**GIVEN EXERCISE**
All entries below need to be written out exactly, but without their pictures.

**MATERIAL FOR THIS TASK**

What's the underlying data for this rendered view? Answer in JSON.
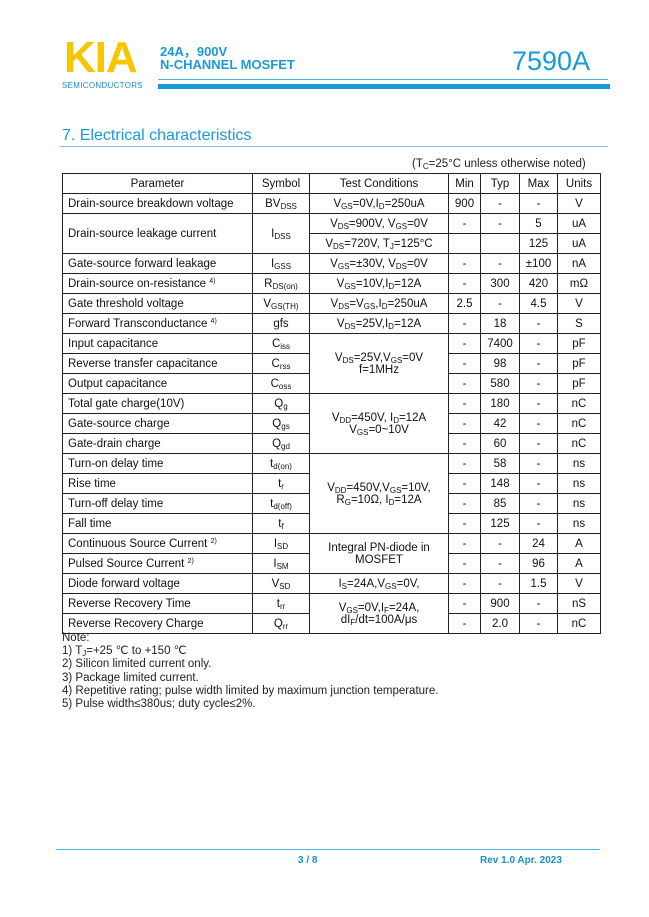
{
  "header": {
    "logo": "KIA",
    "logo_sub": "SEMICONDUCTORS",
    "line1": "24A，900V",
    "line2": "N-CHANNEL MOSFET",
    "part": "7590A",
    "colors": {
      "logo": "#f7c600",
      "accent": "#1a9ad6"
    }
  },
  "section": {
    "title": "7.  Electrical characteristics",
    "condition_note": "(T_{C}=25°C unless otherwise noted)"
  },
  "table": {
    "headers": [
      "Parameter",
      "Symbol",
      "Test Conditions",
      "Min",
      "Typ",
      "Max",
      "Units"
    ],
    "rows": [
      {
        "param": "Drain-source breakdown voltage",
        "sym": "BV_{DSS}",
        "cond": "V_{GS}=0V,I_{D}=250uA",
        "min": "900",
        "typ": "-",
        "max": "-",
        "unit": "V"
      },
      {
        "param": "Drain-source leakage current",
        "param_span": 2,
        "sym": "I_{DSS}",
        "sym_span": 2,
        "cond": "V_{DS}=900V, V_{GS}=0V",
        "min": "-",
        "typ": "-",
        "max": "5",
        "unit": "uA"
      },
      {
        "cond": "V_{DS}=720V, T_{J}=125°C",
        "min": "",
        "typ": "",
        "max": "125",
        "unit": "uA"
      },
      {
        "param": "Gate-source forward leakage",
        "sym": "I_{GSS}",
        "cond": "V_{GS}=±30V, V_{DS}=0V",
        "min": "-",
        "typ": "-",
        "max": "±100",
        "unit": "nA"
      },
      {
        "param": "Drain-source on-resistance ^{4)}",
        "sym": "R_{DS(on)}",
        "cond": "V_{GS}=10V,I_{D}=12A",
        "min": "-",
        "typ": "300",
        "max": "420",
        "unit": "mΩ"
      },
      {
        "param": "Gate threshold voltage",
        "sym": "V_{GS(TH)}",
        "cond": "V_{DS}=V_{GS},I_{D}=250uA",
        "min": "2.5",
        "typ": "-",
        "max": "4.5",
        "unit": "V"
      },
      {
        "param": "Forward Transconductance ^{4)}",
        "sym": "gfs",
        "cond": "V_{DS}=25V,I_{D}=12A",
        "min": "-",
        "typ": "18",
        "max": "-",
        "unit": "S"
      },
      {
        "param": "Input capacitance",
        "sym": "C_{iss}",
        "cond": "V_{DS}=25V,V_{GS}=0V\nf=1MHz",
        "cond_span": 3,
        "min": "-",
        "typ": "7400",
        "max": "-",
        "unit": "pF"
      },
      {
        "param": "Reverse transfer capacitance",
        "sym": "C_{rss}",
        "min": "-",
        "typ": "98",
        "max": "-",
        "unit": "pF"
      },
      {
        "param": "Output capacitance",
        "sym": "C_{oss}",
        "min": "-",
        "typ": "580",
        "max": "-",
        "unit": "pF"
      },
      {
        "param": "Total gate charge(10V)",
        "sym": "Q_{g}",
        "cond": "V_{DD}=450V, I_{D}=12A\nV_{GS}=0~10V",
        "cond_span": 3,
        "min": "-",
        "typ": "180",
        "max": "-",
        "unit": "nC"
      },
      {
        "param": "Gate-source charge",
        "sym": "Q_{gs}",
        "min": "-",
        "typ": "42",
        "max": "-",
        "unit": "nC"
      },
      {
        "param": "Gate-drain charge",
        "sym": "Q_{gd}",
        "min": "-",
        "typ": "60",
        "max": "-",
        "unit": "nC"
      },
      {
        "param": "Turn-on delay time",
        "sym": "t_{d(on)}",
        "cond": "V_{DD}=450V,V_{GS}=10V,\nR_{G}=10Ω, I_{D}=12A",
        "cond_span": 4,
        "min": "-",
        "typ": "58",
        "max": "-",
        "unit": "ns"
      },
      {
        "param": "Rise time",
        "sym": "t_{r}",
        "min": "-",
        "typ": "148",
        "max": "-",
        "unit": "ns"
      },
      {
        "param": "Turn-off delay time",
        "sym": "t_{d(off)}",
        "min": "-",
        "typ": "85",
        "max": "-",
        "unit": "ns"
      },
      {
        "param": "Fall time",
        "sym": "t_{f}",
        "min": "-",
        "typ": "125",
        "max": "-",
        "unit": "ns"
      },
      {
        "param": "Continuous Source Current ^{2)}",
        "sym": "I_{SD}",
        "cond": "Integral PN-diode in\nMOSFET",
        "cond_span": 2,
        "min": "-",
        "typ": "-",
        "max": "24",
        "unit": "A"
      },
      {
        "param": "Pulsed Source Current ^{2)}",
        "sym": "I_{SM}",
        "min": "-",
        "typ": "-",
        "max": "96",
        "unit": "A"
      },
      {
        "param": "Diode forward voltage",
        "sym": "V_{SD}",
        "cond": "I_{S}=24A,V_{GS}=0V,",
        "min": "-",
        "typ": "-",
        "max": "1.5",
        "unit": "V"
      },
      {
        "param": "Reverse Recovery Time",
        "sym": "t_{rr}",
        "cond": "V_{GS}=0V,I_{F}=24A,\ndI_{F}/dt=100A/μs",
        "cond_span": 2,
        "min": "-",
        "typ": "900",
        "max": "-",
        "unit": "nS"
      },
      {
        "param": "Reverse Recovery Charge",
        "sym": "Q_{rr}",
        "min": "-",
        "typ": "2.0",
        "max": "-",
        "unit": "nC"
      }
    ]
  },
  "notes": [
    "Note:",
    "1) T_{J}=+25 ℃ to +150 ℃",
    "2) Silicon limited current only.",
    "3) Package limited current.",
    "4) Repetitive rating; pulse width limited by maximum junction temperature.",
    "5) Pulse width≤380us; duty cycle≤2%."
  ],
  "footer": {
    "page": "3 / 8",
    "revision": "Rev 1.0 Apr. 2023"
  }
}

**COMPLETE RESPONSE**
What's the underlying data for this rendered view? Answer in JSON.
{
  "header": {
    "logo": "KIA",
    "logo_sub": "SEMICONDUCTORS",
    "line1": "24A，900V",
    "line2": "N-CHANNEL MOSFET",
    "part": "7590A",
    "colors": {
      "logo": "#f7c600",
      "accent": "#1a9ad6"
    }
  },
  "section": {
    "title": "7.  Electrical characteristics",
    "condition_note": "(T_{C}=25°C unless otherwise noted)"
  },
  "table": {
    "headers": [
      "Parameter",
      "Symbol",
      "Test Conditions",
      "Min",
      "Typ",
      "Max",
      "Units"
    ],
    "rows": [
      {
        "param": "Drain-source breakdown voltage",
        "sym": "BV_{DSS}",
        "cond": "V_{GS}=0V,I_{D}=250uA",
        "min": "900",
        "typ": "-",
        "max": "-",
        "unit": "V"
      },
      {
        "param": "Drain-source leakage current",
        "param_span": 2,
        "sym": "I_{DSS}",
        "sym_span": 2,
        "cond": "V_{DS}=900V, V_{GS}=0V",
        "min": "-",
        "typ": "-",
        "max": "5",
        "unit": "uA"
      },
      {
        "cond": "V_{DS}=720V, T_{J}=125°C",
        "min": "",
        "typ": "",
        "max": "125",
        "unit": "uA"
      },
      {
        "param": "Gate-source forward leakage",
        "sym": "I_{GSS}",
        "cond": "V_{GS}=±30V, V_{DS}=0V",
        "min": "-",
        "typ": "-",
        "max": "±100",
        "unit": "nA"
      },
      {
        "param": "Drain-source on-resistance ^{4)}",
        "sym": "R_{DS(on)}",
        "cond": "V_{GS}=10V,I_{D}=12A",
        "min": "-",
        "typ": "300",
        "max": "420",
        "unit": "mΩ"
      },
      {
        "param": "Gate threshold voltage",
        "sym": "V_{GS(TH)}",
        "cond": "V_{DS}=V_{GS},I_{D}=250uA",
        "min": "2.5",
        "typ": "-",
        "max": "4.5",
        "unit": "V"
      },
      {
        "param": "Forward Transconductance ^{4)}",
        "sym": "gfs",
        "cond": "V_{DS}=25V,I_{D}=12A",
        "min": "-",
        "typ": "18",
        "max": "-",
        "unit": "S"
      },
      {
        "param": "Input capacitance",
        "sym": "C_{iss}",
        "cond": "V_{DS}=25V,V_{GS}=0V\nf=1MHz",
        "cond_span": 3,
        "min": "-",
        "typ": "7400",
        "max": "-",
        "unit": "pF"
      },
      {
        "param": "Reverse transfer capacitance",
        "sym": "C_{rss}",
        "min": "-",
        "typ": "98",
        "max": "-",
        "unit": "pF"
      },
      {
        "param": "Output capacitance",
        "sym": "C_{oss}",
        "min": "-",
        "typ": "580",
        "max": "-",
        "unit": "pF"
      },
      {
        "param": "Total gate charge(10V)",
        "sym": "Q_{g}",
        "cond": "V_{DD}=450V, I_{D}=12A\nV_{GS}=0~10V",
        "cond_span": 3,
        "min": "-",
        "typ": "180",
        "max": "-",
        "unit": "nC"
      },
      {
        "param": "Gate-source charge",
        "sym": "Q_{gs}",
        "min": "-",
        "typ": "42",
        "max": "-",
        "unit": "nC"
      },
      {
        "param": "Gate-drain charge",
        "sym": "Q_{gd}",
        "min": "-",
        "typ": "60",
        "max": "-",
        "unit": "nC"
      },
      {
        "param": "Turn-on delay time",
        "sym": "t_{d(on)}",
        "cond": "V_{DD}=450V,V_{GS}=10V,\nR_{G}=10Ω, I_{D}=12A",
        "cond_span": 4,
        "min": "-",
        "typ": "58",
        "max": "-",
        "unit": "ns"
      },
      {
        "param": "Rise time",
        "sym": "t_{r}",
        "min": "-",
        "typ": "148",
        "max": "-",
        "unit": "ns"
      },
      {
        "param": "Turn-off delay time",
        "sym": "t_{d(off)}",
        "min": "-",
        "typ": "85",
        "max": "-",
        "unit": "ns"
      },
      {
        "param": "Fall time",
        "sym": "t_{f}",
        "min": "-",
        "typ": "125",
        "max": "-",
        "unit": "ns"
      },
      {
        "param": "Continuous Source Current ^{2)}",
        "sym": "I_{SD}",
        "cond": "Integral PN-diode in\nMOSFET",
        "cond_span": 2,
        "min": "-",
        "typ": "-",
        "max": "24",
        "unit": "A"
      },
      {
        "param": "Pulsed Source Current ^{2)}",
        "sym": "I_{SM}",
        "min": "-",
        "typ": "-",
        "max": "96",
        "unit": "A"
      },
      {
        "param": "Diode forward voltage",
        "sym": "V_{SD}",
        "cond": "I_{S}=24A,V_{GS}=0V,",
        "min": "-",
        "typ": "-",
        "max": "1.5",
        "unit": "V"
      },
      {
        "param": "Reverse Recovery Time",
        "sym": "t_{rr}",
        "cond": "V_{GS}=0V,I_{F}=24A,\ndI_{F}/dt=100A/μs",
        "cond_span": 2,
        "min": "-",
        "typ": "900",
        "max": "-",
        "unit": "nS"
      },
      {
        "param": "Reverse Recovery Charge",
        "sym": "Q_{rr}",
        "min": "-",
        "typ": "2.0",
        "max": "-",
        "unit": "nC"
      }
    ]
  },
  "notes": [
    "Note:",
    "1) T_{J}=+25 ℃ to +150 ℃",
    "2) Silicon limited current only.",
    "3) Package limited current.",
    "4) Repetitive rating; pulse width limited by maximum junction temperature.",
    "5) Pulse width≤380us; duty cycle≤2%."
  ],
  "footer": {
    "page": "3 / 8",
    "revision": "Rev 1.0 Apr. 2023"
  }
}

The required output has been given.